_Stated exercise_: Every entry must be echoed exactly.

_Excerpted data_:

*-*-*

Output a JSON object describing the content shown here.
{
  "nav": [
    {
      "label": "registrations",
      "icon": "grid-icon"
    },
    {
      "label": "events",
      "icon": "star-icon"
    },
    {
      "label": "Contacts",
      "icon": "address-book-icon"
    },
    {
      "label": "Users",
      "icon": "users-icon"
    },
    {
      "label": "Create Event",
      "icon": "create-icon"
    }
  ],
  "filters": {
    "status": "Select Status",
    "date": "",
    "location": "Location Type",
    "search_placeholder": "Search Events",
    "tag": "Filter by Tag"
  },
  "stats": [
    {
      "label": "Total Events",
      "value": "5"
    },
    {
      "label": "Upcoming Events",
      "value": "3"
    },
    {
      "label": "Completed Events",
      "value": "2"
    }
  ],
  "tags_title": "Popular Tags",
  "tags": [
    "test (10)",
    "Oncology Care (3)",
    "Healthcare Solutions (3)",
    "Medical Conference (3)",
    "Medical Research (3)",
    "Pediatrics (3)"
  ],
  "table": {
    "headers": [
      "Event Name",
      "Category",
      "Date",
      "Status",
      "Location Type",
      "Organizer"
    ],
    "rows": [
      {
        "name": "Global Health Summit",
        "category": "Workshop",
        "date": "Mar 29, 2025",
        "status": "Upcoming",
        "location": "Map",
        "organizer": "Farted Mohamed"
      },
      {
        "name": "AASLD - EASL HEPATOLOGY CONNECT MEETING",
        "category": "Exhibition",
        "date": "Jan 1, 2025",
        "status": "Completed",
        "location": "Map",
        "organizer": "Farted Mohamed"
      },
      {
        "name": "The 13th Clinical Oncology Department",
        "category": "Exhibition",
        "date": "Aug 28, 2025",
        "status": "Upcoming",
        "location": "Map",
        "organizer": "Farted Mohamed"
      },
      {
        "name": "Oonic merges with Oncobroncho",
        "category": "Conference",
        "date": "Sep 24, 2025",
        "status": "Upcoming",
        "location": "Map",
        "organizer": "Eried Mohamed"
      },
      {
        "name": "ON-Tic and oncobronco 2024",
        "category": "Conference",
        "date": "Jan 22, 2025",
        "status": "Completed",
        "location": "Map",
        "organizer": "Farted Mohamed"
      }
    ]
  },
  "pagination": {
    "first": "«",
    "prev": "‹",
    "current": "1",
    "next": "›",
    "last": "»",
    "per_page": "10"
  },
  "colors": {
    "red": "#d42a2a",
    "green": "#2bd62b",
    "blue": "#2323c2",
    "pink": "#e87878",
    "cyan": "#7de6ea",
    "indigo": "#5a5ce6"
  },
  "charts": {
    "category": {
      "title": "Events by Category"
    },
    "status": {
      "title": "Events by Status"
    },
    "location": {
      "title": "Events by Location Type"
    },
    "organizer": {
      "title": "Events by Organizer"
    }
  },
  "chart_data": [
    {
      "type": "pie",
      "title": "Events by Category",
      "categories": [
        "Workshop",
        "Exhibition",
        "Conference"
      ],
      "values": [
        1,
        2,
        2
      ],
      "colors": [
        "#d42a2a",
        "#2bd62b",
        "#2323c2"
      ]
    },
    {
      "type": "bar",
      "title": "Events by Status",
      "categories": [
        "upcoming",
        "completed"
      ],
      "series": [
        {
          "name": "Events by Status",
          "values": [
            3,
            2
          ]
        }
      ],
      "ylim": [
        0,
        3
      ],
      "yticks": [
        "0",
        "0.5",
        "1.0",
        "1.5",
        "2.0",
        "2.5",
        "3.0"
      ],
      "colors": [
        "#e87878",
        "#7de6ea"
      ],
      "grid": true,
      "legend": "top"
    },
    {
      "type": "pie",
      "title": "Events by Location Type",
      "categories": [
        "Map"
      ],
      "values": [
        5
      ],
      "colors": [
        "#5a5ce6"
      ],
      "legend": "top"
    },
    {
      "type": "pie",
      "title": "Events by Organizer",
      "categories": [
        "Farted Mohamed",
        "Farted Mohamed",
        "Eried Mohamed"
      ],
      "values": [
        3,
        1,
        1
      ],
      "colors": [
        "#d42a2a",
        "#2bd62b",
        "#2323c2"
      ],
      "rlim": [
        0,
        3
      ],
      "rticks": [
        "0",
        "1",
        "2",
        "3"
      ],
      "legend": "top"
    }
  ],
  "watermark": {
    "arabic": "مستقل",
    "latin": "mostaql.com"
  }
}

*-*-*

_The solution_:
Output a JSON object describing the content shown here.
{
  "nav": [
    {
      "label": "registrations",
      "icon": "grid-icon"
    },
    {
      "label": "events",
      "icon": "star-icon"
    },
    {
      "label": "Contacts",
      "icon": "address-book-icon"
    },
    {
      "label": "Users",
      "icon": "users-icon"
    },
    {
      "label": "Create Event",
      "icon": "create-icon"
    }
  ],
  "filters": {
    "status": "Select Status",
    "date": "",
    "location": "Location Type",
    "search_placeholder": "Search Events",
    "tag": "Filter by Tag"
  },
  "stats": [
    {
      "label": "Total Events",
      "value": "5"
    },
    {
      "label": "Upcoming Events",
      "value": "3"
    },
    {
      "label": "Completed Events",
      "value": "2"
    }
  ],
  "tags_title": "Popular Tags",
  "tags": [
    "test (10)",
    "Oncology Care (3)",
    "Healthcare Solutions (3)",
    "Medical Conference (3)",
    "Medical Research (3)",
    "Pediatrics (3)"
  ],
  "table": {
    "headers": [
      "Event Name",
      "Category",
      "Date",
      "Status",
      "Location Type",
      "Organizer"
    ],
    "rows": [
      {
        "name": "Global Health Summit",
        "category": "Workshop",
        "date": "Mar 29, 2025",
        "status": "Upcoming",
        "location": "Map",
        "organizer": "Farted Mohamed"
      },
      {
        "name": "AASLD - EASL HEPATOLOGY CONNECT MEETING",
        "category": "Exhibition",
        "date": "Jan 1, 2025",
        "status": "Completed",
        "location": "Map",
        "organizer": "Farted Mohamed"
      },
      {
        "name": "The 13th Clinical Oncology Department",
        "category": "Exhibition",
        "date": "Aug 28, 2025",
        "status": "Upcoming",
        "location": "Map",
        "organizer": "Farted Mohamed"
      },
      {
        "name": "Oonic merges with Oncobroncho",
        "category": "Conference",
        "date": "Sep 24, 2025",
        "status": "Upcoming",
        "location": "Map",
        "organizer": "Eried Mohamed"
      },
      {
        "name": "ON-Tic and oncobronco 2024",
        "category": "Conference",
        "date": "Jan 22, 2025",
        "status": "Completed",
        "location": "Map",
        "organizer": "Farted Mohamed"
      }
    ]
  },
  "pagination": {
    "first": "«",
    "prev": "‹",
    "current": "1",
    "next": "›",
    "last": "»",
    "per_page": "10"
  },
  "colors": {
    "red": "#d42a2a",
    "green": "#2bd62b",
    "blue": "#2323c2",
    "pink": "#e87878",
    "cyan": "#7de6ea",
    "indigo": "#5a5ce6"
  },
  "charts": {
    "category": {
      "title": "Events by Category"
    },
    "status": {
      "title": "Events by Status"
    },
    "location": {
      "title": "Events by Location Type"
    },
    "organizer": {
      "title": "Events by Organizer"
    }
  },
  "chart_data": [
    {
      "type": "pie",
      "title": "Events by Category",
      "categories": [
        "Workshop",
        "Exhibition",
        "Conference"
      ],
      "values": [
        1,
        2,
        2
      ],
      "colors": [
        "#d42a2a",
        "#2bd62b",
        "#2323c2"
      ]
    },
    {
      "type": "bar",
      "title": "Events by Status",
      "categories": [
        "upcoming",
        "completed"
      ],
      "series": [
        {
          "name": "Events by Status",
          "values": [
            3,
            2
          ]
        }
      ],
      "ylim": [
        0,
        3
      ],
      "yticks": [
        "0",
        "0.5",
        "1.0",
        "1.5",
        "2.0",
        "2.5",
        "3.0"
      ],
      "colors": [
        "#e87878",
        "#7de6ea"
      ],
      "grid": true,
      "legend": "top"
    },
    {
      "type": "pie",
      "title": "Events by Location Type",
      "categories": [
        "Map"
      ],
      "values": [
        5
      ],
      "colors": [
        "#5a5ce6"
      ],
      "legend": "top"
    },
    {
      "type": "pie",
      "title": "Events by Organizer",
      "categories": [
        "Farted Mohamed",
        "Farted Mohamed",
        "Eried Mohamed"
      ],
      "values": [
        3,
        1,
        1
      ],
      "colors": [
        "#d42a2a",
        "#2bd62b",
        "#2323c2"
      ],
      "rlim": [
        0,
        3
      ],
      "rticks": [
        "0",
        "1",
        "2",
        "3"
      ],
      "legend": "top"
    }
  ],
  "watermark": {
    "arabic": "مستقل",
    "latin": "mostaql.com"
  }
}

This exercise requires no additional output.